GIVEN EXERCISE
Examine the material below. Gather every line in which the string "information" appears.
* Start INPUT *
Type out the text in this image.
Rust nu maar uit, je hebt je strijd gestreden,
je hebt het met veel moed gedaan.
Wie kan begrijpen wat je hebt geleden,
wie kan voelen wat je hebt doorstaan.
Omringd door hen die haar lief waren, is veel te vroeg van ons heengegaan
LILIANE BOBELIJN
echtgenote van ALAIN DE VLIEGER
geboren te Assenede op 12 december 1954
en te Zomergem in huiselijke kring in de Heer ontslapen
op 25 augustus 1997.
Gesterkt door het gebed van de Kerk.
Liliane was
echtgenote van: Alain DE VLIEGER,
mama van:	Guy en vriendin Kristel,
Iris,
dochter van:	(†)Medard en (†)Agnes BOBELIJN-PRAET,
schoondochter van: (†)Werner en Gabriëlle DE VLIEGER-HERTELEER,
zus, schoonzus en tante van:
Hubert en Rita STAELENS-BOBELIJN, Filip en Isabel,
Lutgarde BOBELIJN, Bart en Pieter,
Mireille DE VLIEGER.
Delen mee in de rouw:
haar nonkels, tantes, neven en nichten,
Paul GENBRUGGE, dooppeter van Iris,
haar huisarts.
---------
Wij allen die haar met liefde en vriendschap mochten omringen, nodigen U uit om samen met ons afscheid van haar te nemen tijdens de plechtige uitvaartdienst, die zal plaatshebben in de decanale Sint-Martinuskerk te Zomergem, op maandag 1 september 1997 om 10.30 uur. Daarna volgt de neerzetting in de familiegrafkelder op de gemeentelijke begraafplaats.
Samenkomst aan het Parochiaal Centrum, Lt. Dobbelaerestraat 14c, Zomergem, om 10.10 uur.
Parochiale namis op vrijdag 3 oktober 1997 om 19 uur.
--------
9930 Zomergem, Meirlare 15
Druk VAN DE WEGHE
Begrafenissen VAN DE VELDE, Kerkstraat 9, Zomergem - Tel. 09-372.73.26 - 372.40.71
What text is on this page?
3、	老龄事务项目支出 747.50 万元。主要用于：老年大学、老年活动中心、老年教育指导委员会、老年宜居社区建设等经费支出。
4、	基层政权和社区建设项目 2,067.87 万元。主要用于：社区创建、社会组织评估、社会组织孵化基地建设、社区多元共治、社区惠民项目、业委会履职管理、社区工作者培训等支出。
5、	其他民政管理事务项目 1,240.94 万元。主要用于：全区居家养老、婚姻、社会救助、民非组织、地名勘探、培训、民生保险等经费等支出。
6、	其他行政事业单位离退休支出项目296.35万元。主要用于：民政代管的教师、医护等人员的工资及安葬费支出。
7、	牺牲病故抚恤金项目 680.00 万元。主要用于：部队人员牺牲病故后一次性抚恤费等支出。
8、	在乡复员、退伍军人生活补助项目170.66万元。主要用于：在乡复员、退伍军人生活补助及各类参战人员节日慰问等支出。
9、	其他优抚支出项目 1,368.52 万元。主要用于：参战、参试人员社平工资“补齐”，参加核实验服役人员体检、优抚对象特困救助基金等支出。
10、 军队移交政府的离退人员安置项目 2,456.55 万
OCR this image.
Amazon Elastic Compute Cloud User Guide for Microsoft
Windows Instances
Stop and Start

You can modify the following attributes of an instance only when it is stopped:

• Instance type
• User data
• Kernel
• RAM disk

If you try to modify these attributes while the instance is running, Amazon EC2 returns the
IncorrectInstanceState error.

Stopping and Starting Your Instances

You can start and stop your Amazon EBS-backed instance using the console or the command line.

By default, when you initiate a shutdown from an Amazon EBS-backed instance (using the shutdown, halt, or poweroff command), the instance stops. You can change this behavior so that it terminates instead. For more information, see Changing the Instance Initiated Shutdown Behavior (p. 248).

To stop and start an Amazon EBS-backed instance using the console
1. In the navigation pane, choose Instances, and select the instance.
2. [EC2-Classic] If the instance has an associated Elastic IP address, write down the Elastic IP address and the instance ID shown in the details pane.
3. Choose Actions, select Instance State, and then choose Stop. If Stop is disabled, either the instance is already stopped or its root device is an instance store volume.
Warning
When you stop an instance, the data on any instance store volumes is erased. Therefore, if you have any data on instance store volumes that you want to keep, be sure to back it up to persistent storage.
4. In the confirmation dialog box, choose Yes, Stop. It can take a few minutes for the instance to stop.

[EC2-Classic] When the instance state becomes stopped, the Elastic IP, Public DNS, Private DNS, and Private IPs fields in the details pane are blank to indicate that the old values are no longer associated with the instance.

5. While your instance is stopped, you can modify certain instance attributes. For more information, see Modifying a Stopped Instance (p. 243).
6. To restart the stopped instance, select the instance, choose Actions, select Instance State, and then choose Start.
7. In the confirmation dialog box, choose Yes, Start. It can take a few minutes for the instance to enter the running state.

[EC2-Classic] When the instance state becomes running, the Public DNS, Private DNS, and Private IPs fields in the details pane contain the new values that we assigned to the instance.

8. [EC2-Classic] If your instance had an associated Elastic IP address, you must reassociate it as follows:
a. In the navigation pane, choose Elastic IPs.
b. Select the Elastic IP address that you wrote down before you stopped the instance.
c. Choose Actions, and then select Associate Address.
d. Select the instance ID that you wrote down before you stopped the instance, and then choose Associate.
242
* End INPUT *
THE OUTPUT
By default, when you initiate a shutdown from an Amazon EBS-backed instance (using the shutdown, halt, or poweroff command), the instance stops. You can change this behavior so that it terminates instead. For more information, see Changing the Instance Initiated Shutdown Behavior (p. 248).
5. While your instance is stopped, you can modify certain instance attributes. For more information, see Modifying a Stopped Instance (p. 243).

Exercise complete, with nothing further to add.